BEGIN Data listing

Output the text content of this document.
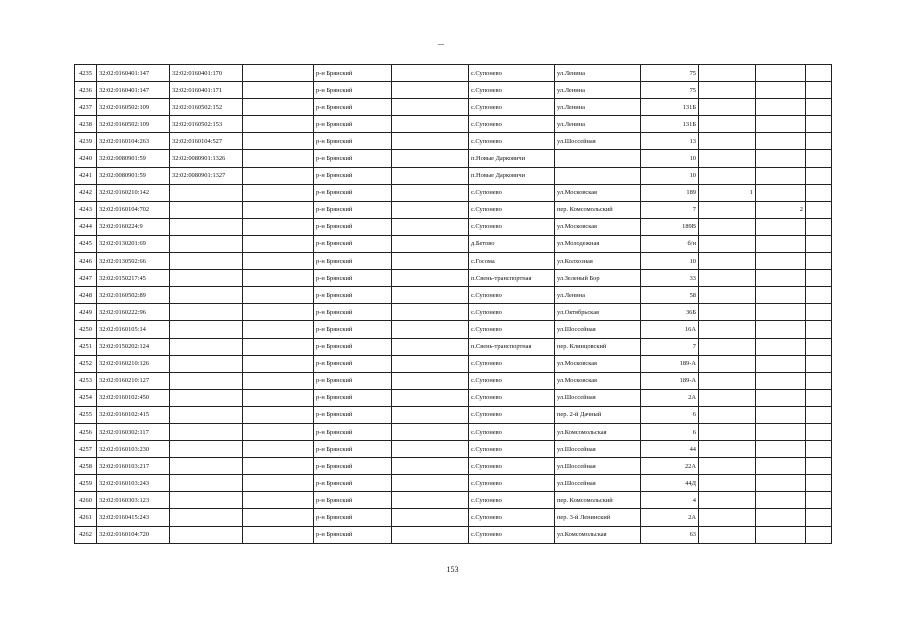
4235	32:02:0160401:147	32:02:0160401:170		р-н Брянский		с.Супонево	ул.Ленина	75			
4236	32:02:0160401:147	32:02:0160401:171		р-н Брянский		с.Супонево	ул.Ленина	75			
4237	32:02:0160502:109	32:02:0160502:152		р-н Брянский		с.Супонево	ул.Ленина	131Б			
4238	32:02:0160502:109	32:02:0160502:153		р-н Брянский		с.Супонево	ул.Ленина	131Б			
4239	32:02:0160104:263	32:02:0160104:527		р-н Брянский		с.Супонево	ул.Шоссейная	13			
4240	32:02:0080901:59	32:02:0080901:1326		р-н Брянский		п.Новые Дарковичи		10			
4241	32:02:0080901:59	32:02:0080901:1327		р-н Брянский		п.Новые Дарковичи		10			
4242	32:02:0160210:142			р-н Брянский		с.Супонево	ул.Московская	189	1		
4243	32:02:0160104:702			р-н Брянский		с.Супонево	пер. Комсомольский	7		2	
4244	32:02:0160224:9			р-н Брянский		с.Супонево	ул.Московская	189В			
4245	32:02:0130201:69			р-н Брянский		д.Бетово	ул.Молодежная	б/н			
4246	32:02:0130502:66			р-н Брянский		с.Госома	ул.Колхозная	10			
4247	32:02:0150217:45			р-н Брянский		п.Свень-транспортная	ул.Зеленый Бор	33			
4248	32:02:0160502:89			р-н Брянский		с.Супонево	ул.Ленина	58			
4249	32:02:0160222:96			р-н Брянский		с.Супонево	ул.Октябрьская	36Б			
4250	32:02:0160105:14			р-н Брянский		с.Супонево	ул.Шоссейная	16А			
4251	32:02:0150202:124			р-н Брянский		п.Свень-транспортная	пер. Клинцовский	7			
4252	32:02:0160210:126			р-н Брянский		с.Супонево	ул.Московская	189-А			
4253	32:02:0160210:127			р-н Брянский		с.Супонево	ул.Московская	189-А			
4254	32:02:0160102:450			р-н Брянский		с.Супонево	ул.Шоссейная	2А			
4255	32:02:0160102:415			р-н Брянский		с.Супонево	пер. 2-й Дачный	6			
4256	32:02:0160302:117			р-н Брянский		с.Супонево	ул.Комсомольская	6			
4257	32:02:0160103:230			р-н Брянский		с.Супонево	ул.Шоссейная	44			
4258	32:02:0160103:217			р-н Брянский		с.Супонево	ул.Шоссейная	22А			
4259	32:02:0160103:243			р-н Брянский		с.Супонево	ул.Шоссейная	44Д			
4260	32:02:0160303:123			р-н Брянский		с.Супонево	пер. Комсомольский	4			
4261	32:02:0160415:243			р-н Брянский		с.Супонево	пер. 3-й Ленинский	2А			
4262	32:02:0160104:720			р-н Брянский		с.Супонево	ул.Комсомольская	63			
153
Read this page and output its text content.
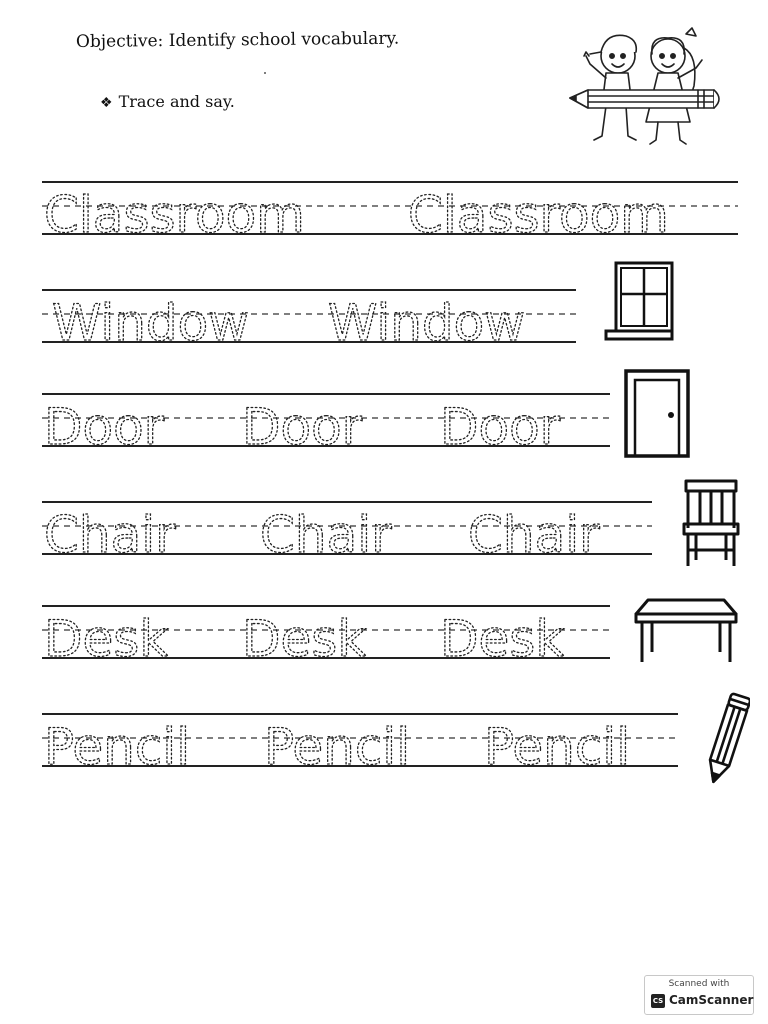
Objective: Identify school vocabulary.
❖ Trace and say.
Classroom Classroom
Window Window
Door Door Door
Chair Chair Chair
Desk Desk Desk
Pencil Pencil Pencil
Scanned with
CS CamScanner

END Data listing
BEGIN Data listing

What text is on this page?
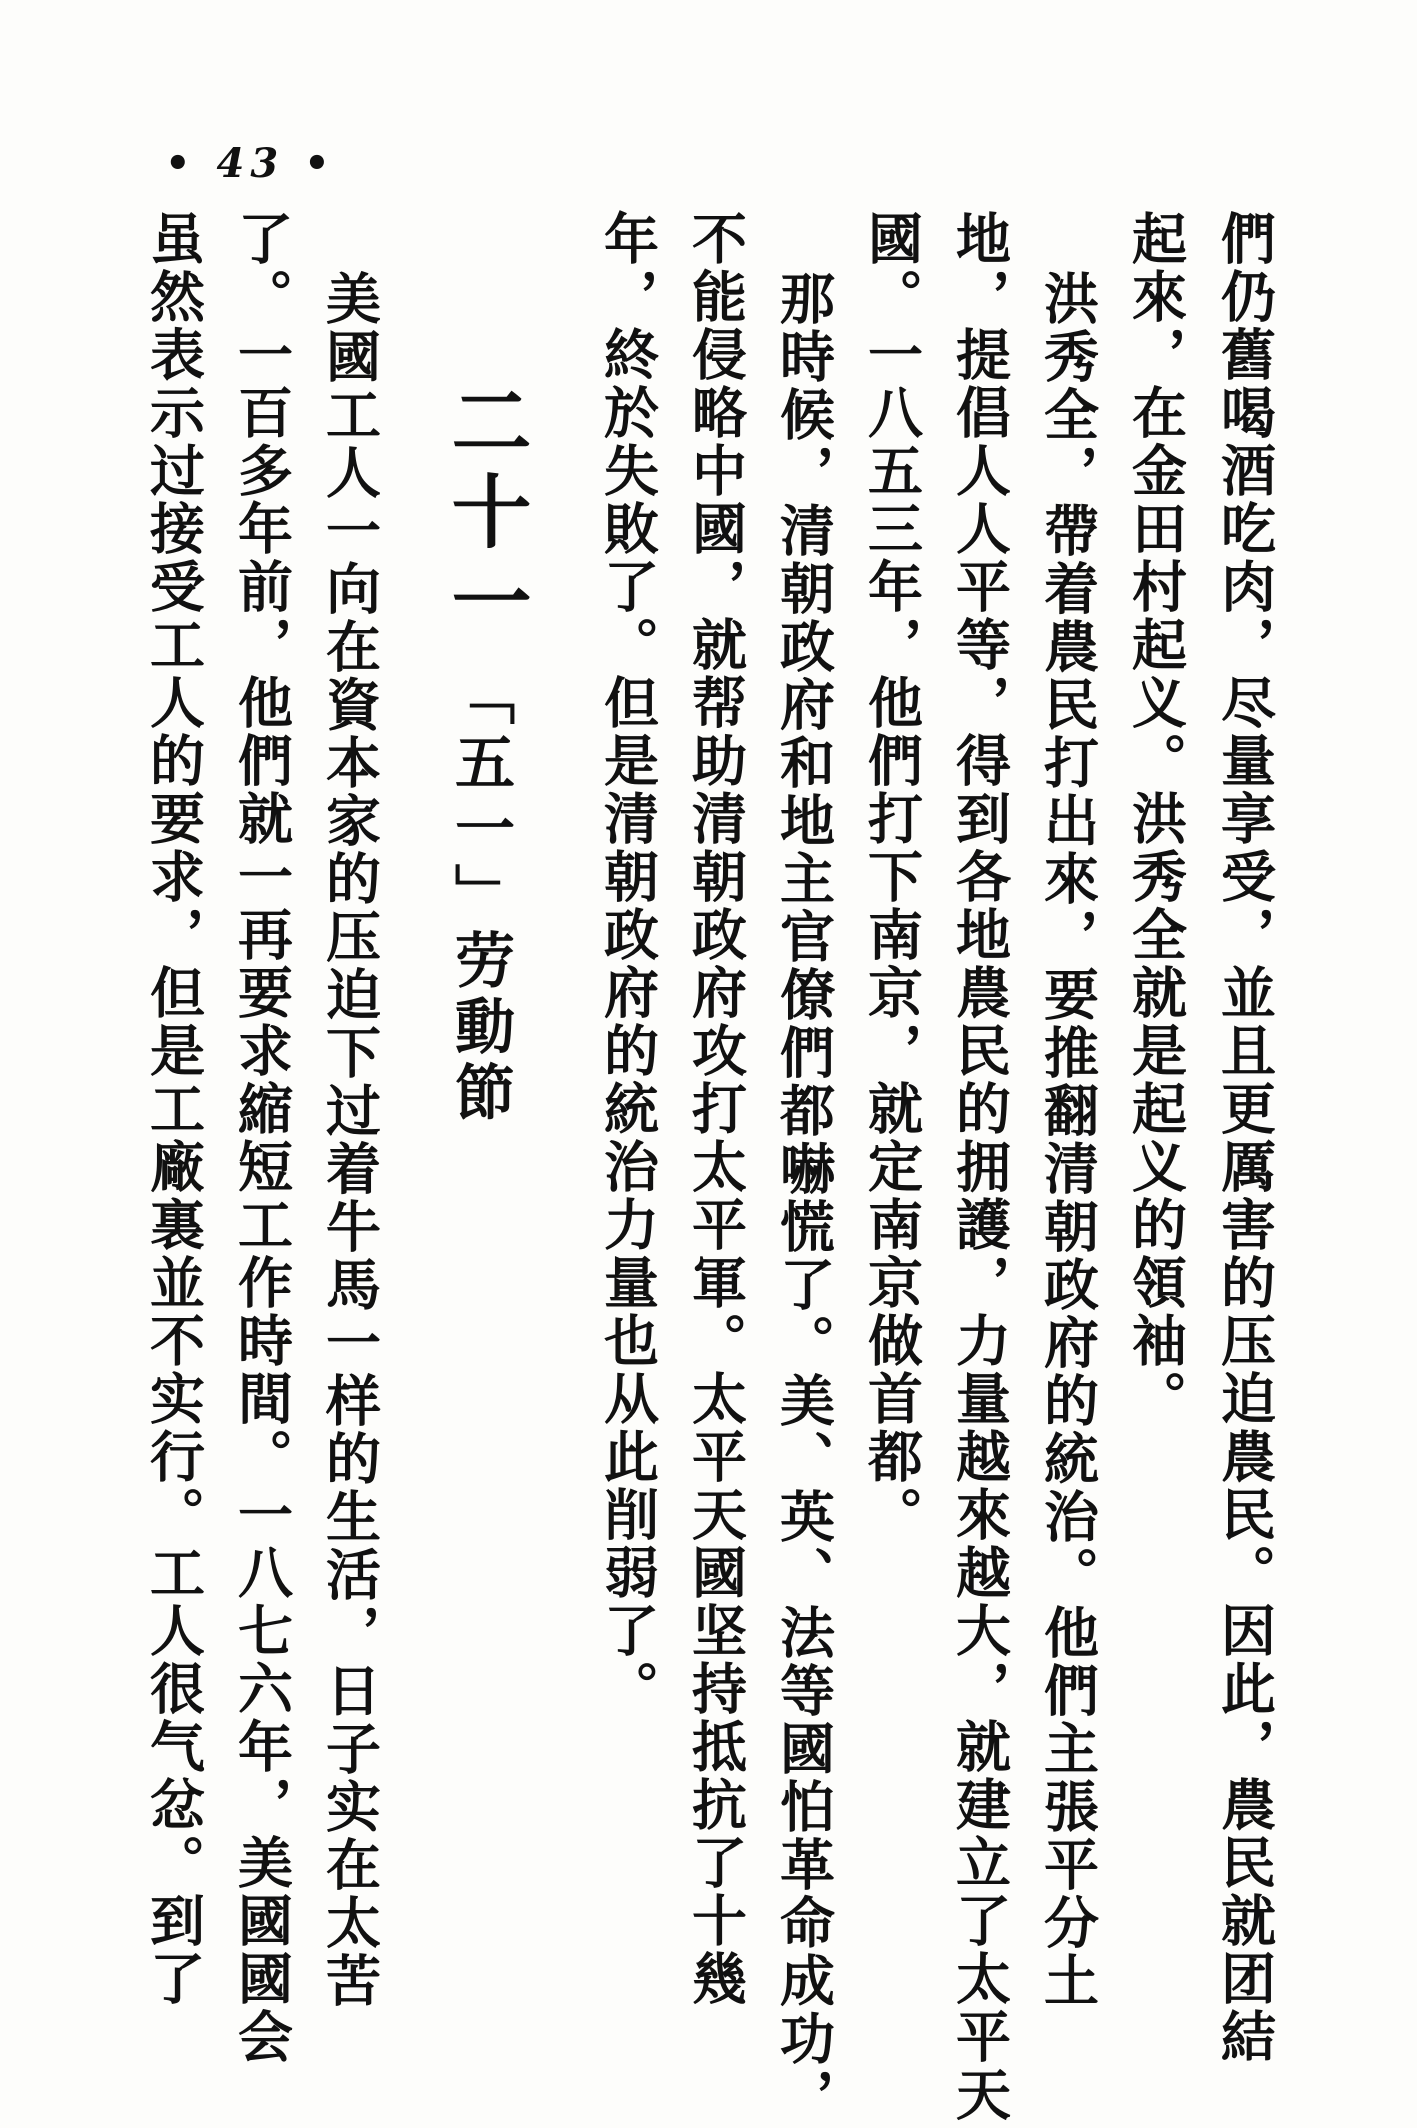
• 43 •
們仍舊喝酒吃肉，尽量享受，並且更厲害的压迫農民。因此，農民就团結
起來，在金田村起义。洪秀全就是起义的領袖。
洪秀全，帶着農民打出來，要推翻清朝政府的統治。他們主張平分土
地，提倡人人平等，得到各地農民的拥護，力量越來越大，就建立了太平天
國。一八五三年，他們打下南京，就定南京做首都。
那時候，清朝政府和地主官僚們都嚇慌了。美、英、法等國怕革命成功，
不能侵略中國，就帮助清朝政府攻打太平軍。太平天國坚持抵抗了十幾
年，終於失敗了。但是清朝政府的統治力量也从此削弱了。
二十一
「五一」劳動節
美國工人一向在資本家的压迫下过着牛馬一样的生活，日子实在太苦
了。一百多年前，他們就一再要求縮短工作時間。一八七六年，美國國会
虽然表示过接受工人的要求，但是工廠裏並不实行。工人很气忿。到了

END Data listing
BEGIN Data listing

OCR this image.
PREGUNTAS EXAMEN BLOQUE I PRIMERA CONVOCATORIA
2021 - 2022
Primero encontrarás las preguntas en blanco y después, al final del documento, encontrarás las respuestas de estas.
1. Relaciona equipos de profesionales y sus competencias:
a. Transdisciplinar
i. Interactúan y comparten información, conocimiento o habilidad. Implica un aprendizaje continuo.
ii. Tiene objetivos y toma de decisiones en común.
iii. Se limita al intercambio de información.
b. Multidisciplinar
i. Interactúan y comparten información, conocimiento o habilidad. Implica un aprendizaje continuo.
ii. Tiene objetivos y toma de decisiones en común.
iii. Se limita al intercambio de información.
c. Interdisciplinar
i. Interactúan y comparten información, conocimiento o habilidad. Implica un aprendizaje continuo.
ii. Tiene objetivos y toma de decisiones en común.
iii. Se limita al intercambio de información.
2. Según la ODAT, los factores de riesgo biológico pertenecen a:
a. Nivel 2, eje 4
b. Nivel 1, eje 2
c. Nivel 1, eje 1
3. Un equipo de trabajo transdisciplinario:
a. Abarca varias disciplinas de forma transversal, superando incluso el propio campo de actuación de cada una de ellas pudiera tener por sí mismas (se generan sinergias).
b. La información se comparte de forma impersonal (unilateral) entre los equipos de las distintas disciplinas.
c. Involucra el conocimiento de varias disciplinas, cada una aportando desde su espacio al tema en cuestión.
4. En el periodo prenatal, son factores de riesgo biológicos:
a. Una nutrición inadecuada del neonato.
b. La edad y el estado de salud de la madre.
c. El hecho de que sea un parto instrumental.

END Data listing

▶ **What you need to do**
List the lines of the records where "транспортная" occurs.

▶ **Answer to the exercise**
4247	32:02:0150217:45			р-н Брянский		п.Свень-транспортная	ул.Зеленый Бор	33			
4251	32:02:0150202:124			р-н Брянский		п.Свень-транспортная	пер. Клинцовский	7			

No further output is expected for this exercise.